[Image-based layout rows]
====================
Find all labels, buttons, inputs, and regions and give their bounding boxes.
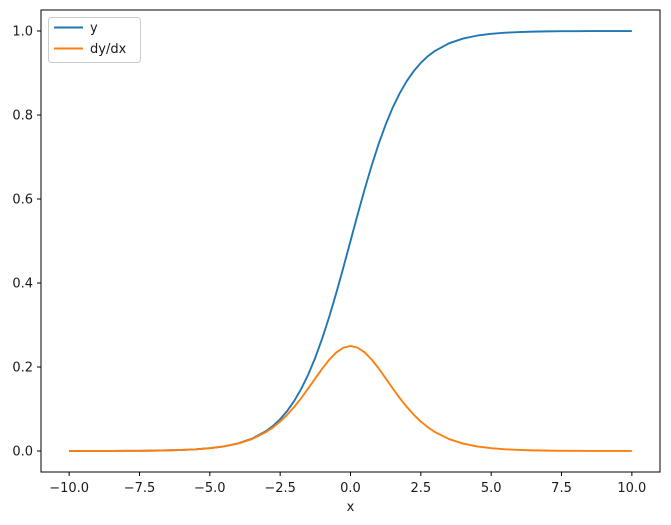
- y-tick-label: 1.0: [12, 25, 33, 40]
- axes-frame: [40, 9, 661, 473]
- series-line-y: [69, 30, 632, 452]
- x-tick-label: −10.0: [49, 481, 89, 496]
- x-axis-label: x: [347, 500, 355, 515]
- y-tick-label: 0.8: [12, 109, 33, 124]
- y-tick-label: 0.6: [12, 193, 33, 208]
- y-tick-label: 0.4: [12, 277, 33, 292]
- series-line-dy-dx: [69, 345, 632, 452]
- legend-item-label: dy/dx: [90, 42, 127, 57]
- x-tick-label: 5.0: [481, 481, 502, 496]
- y-tick-label: 0.2: [12, 361, 33, 376]
- x-tick-label: 0.0: [340, 481, 361, 496]
- y-tick-label: 0.0: [12, 445, 33, 460]
- x-tick-label: 7.5: [551, 481, 572, 496]
- x-tick-label: −2.5: [264, 481, 296, 496]
- x-tick-label: 2.5: [410, 481, 431, 496]
- legend-box: [48, 17, 141, 63]
- x-tick-label: −7.5: [124, 481, 156, 496]
- legend: y dy/dx: [48, 17, 141, 63]
- x-tick-label: −5.0: [194, 481, 226, 496]
- x-tick-label: 10.0: [617, 481, 646, 496]
- legend-item-label: y: [90, 21, 98, 36]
====================
### Work to be completed
Copy every one of the rows above word for word, leaving out the pictures.

### Problem solution
Find all labels, buttons, inputs, and regions and give their bounding boxes.
- y-tick-label: 1.0: [12, 25, 33, 40]
- axes-frame: [40, 9, 661, 473]
- series-line-y: [69, 30, 632, 452]
- x-tick-label: −10.0: [49, 481, 89, 496]
- x-axis-label: x: [347, 500, 355, 515]
- y-tick-label: 0.8: [12, 109, 33, 124]
- y-tick-label: 0.6: [12, 193, 33, 208]
- y-tick-label: 0.4: [12, 277, 33, 292]
- series-line-dy-dx: [69, 345, 632, 452]
- legend-item-label: dy/dx: [90, 42, 127, 57]
- x-tick-label: 5.0: [481, 481, 502, 496]
- y-tick-label: 0.2: [12, 361, 33, 376]
- x-tick-label: 0.0: [340, 481, 361, 496]
- y-tick-label: 0.0: [12, 445, 33, 460]
- x-tick-label: 7.5: [551, 481, 572, 496]
- x-tick-label: −2.5: [264, 481, 296, 496]
- x-tick-label: 2.5: [410, 481, 431, 496]
- legend-box: [48, 17, 141, 63]
- x-tick-label: −7.5: [124, 481, 156, 496]
- legend: y dy/dx: [48, 17, 141, 63]
- x-tick-label: −5.0: [194, 481, 226, 496]
- x-tick-label: 10.0: [617, 481, 646, 496]
- legend-item-label: y: [90, 21, 98, 36]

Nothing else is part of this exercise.